MATERIAL SHOWN =
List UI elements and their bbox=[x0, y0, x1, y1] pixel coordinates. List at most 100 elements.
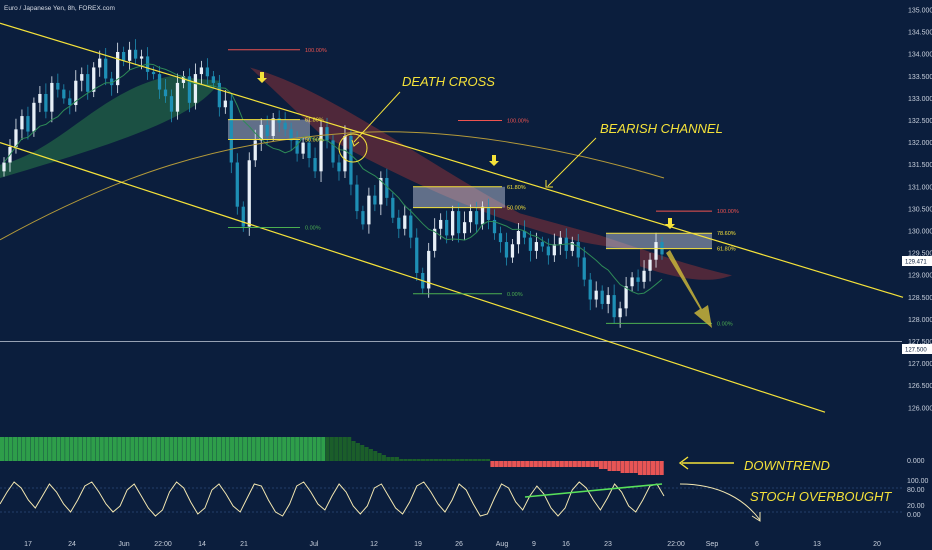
candle-body bbox=[504, 242, 509, 258]
candle-body bbox=[343, 135, 347, 172]
fib-set-3-label: 0.00% bbox=[717, 321, 733, 327]
histogram-bar bbox=[620, 461, 625, 473]
histogram-bar bbox=[477, 459, 482, 461]
histogram-bar bbox=[425, 459, 430, 461]
candle-body bbox=[636, 277, 640, 282]
current-price-tag-bg bbox=[902, 256, 932, 266]
histogram-bar bbox=[633, 461, 638, 473]
price-tick-label: 131.500 bbox=[908, 162, 932, 169]
time-tick-label: 13 bbox=[813, 541, 821, 548]
histogram-bar bbox=[355, 443, 360, 461]
histogram-bar bbox=[325, 437, 330, 461]
candle-body bbox=[313, 158, 317, 172]
histogram-bar bbox=[277, 437, 282, 461]
price-tick-label: 127.000 bbox=[908, 361, 932, 368]
histogram-bar bbox=[169, 437, 174, 461]
histogram-bar bbox=[173, 437, 178, 461]
candle-body bbox=[133, 49, 138, 59]
candle-body bbox=[80, 74, 84, 81]
stoch-level-label: 100.00 bbox=[907, 478, 929, 485]
histogram-bar bbox=[147, 437, 152, 461]
histogram-bar bbox=[442, 459, 447, 461]
candle-body bbox=[50, 82, 54, 112]
trend-histogram: 0.000 bbox=[0, 437, 925, 475]
histogram-bar bbox=[364, 447, 369, 461]
level-price-tag: 127.500 bbox=[902, 344, 932, 354]
histogram-bar bbox=[308, 437, 313, 461]
histogram-bar bbox=[60, 437, 65, 461]
price-tick-label: 129.500 bbox=[908, 251, 932, 258]
stoch-divergence-line bbox=[524, 483, 663, 498]
price-tick-label: 126.000 bbox=[908, 405, 932, 412]
candle-body bbox=[486, 206, 491, 220]
time-tick-label: 19 bbox=[414, 541, 422, 548]
candle-body bbox=[92, 67, 96, 92]
time-tick-label: 14 bbox=[198, 541, 206, 548]
histogram-bar bbox=[598, 461, 603, 469]
candle-body bbox=[552, 244, 556, 256]
histogram-bar bbox=[299, 437, 304, 461]
price-tick-label: 126.500 bbox=[908, 383, 932, 390]
histogram-bar bbox=[290, 437, 295, 461]
histogram-bar bbox=[69, 437, 74, 461]
histogram-bar bbox=[559, 461, 564, 467]
candle-body bbox=[289, 129, 293, 141]
time-tick-label: Sep bbox=[706, 541, 719, 548]
down-arrow-icon bbox=[257, 72, 267, 83]
histogram-bar bbox=[329, 437, 334, 461]
histogram-bar bbox=[177, 437, 182, 461]
candle-body bbox=[385, 177, 389, 198]
fib-set-1-label: 100.00% bbox=[305, 48, 327, 54]
histogram-bar bbox=[555, 461, 560, 467]
histogram-bar bbox=[438, 459, 443, 461]
death-cross-label: DEATH CROSS bbox=[402, 74, 495, 89]
candle-body bbox=[139, 56, 144, 59]
annotation-drawings bbox=[257, 72, 761, 522]
candle-body bbox=[44, 93, 48, 112]
candle-body bbox=[235, 162, 239, 207]
histogram-bar bbox=[99, 437, 104, 461]
histogram-bar bbox=[138, 437, 143, 461]
candlestick-series bbox=[2, 39, 664, 328]
histogram-bar bbox=[143, 437, 148, 461]
histogram-bar bbox=[52, 437, 57, 461]
downtrend-label: DOWNTREND bbox=[744, 458, 830, 473]
moving-averages bbox=[0, 63, 665, 295]
candle-body bbox=[427, 250, 431, 289]
histogram-bar bbox=[30, 437, 35, 461]
histogram-bar bbox=[525, 461, 530, 467]
histogram-bar bbox=[334, 437, 339, 461]
histogram-bar bbox=[95, 437, 100, 461]
candle-body bbox=[510, 244, 515, 258]
histogram-bar bbox=[499, 461, 504, 467]
fib-set-1-zone bbox=[228, 119, 310, 140]
histogram-bar bbox=[251, 437, 256, 461]
price-tick-label: 132.000 bbox=[908, 140, 932, 147]
candle-body bbox=[62, 89, 66, 99]
candle-body bbox=[2, 162, 6, 172]
fib-set-2-label: 100.00% bbox=[507, 119, 529, 125]
cloud-bear-area bbox=[250, 67, 640, 249]
candle-body bbox=[415, 237, 419, 273]
candle-body bbox=[319, 127, 323, 172]
histogram-bar bbox=[121, 437, 126, 461]
histogram-bar bbox=[164, 437, 169, 461]
price-tick-label: 132.500 bbox=[908, 118, 932, 125]
price-tick-label: 135.000 bbox=[908, 8, 932, 15]
candle-body bbox=[56, 82, 60, 90]
histogram-bar bbox=[594, 461, 599, 467]
histogram-bar bbox=[581, 461, 586, 467]
candle-body bbox=[534, 242, 539, 251]
moving-average-short bbox=[3, 63, 663, 295]
histogram-bar bbox=[303, 437, 308, 461]
time-axis: 17 24 Jun 22:00 14 21 Jul 12 19 26 Aug 9 16 23 22:00 Se… bbox=[24, 541, 881, 548]
cloud-bull-area bbox=[0, 76, 220, 178]
candle-body bbox=[445, 219, 449, 236]
candle-body bbox=[498, 233, 503, 243]
histogram-bar bbox=[0, 437, 5, 461]
candle-body bbox=[163, 89, 168, 97]
candle-body bbox=[361, 211, 365, 225]
histogram-bar bbox=[546, 461, 551, 467]
histogram-bar bbox=[225, 437, 230, 461]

SET PROBLEM = Show every line in the entries above that contains the string "price", copying each one in full.

THE ANSWER =
current-price-tag-bg bbox=[902, 256, 932, 266]
price-tick-label: 131.500 bbox=[908, 162, 932, 169]
price-tick-label: 127.000 bbox=[908, 361, 932, 368]
level-price-tag: 127.500 bbox=[902, 344, 932, 354]
price-tick-label: 129.500 bbox=[908, 251, 932, 258]
price-tick-label: 126.000 bbox=[908, 405, 932, 412]
price-tick-label: 126.500 bbox=[908, 383, 932, 390]
price-tick-label: 132.000 bbox=[908, 140, 932, 147]
price-tick-label: 132.500 bbox=[908, 118, 932, 125]
price-tick-label: 135.000 bbox=[908, 8, 932, 15]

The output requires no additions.